WHAT YOU SHOULD DO » A faithful transcription of all the records is required.

(Dataset listings of figures)

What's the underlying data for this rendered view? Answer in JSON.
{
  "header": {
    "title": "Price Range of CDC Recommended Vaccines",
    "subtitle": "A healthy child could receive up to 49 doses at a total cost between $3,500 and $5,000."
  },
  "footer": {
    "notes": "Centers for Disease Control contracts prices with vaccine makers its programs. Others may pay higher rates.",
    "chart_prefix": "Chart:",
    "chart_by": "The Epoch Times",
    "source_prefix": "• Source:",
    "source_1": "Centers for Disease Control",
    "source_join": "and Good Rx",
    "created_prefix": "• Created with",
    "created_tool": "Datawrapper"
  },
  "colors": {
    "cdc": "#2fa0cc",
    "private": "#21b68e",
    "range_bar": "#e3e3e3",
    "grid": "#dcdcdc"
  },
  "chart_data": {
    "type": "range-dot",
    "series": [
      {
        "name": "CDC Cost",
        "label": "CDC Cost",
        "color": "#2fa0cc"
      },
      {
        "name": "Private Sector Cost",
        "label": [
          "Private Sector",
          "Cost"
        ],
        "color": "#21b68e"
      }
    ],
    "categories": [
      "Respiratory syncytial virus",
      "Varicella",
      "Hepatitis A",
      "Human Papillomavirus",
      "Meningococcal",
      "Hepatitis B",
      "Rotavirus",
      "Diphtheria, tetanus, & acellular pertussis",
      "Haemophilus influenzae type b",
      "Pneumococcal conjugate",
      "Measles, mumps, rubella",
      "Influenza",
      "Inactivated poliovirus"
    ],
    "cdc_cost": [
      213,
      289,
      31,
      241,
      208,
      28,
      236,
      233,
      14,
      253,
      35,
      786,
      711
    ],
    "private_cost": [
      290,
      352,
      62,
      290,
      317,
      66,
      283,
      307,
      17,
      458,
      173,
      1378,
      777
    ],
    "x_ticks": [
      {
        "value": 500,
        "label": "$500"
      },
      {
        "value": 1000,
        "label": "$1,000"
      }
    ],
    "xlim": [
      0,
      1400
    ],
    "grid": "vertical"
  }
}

OUTPUT FOR THIS EXERCISE »
What's the underlying data for this rendered view? Answer in JSON.
{
  "header": {
    "title": "Price Range of CDC Recommended Vaccines",
    "subtitle": "A healthy child could receive up to 49 doses at a total cost between $3,500 and $5,000."
  },
  "footer": {
    "notes": "Centers for Disease Control contracts prices with vaccine makers its programs. Others may pay higher rates.",
    "chart_prefix": "Chart:",
    "chart_by": "The Epoch Times",
    "source_prefix": "• Source:",
    "source_1": "Centers for Disease Control",
    "source_join": "and Good Rx",
    "created_prefix": "• Created with",
    "created_tool": "Datawrapper"
  },
  "colors": {
    "cdc": "#2fa0cc",
    "private": "#21b68e",
    "range_bar": "#e3e3e3",
    "grid": "#dcdcdc"
  },
  "chart_data": {
    "type": "range-dot",
    "series": [
      {
        "name": "CDC Cost",
        "label": "CDC Cost",
        "color": "#2fa0cc"
      },
      {
        "name": "Private Sector Cost",
        "label": [
          "Private Sector",
          "Cost"
        ],
        "color": "#21b68e"
      }
    ],
    "categories": [
      "Respiratory syncytial virus",
      "Varicella",
      "Hepatitis A",
      "Human Papillomavirus",
      "Meningococcal",
      "Hepatitis B",
      "Rotavirus",
      "Diphtheria, tetanus, & acellular pertussis",
      "Haemophilus influenzae type b",
      "Pneumococcal conjugate",
      "Measles, mumps, rubella",
      "Influenza",
      "Inactivated poliovirus"
    ],
    "cdc_cost": [
      213,
      289,
      31,
      241,
      208,
      28,
      236,
      233,
      14,
      253,
      35,
      786,
      711
    ],
    "private_cost": [
      290,
      352,
      62,
      290,
      317,
      66,
      283,
      307,
      17,
      458,
      173,
      1378,
      777
    ],
    "x_ticks": [
      {
        "value": 500,
        "label": "$500"
      },
      {
        "value": 1000,
        "label": "$1,000"
      }
    ],
    "xlim": [
      0,
      1400
    ],
    "grid": "vertical"
  }
}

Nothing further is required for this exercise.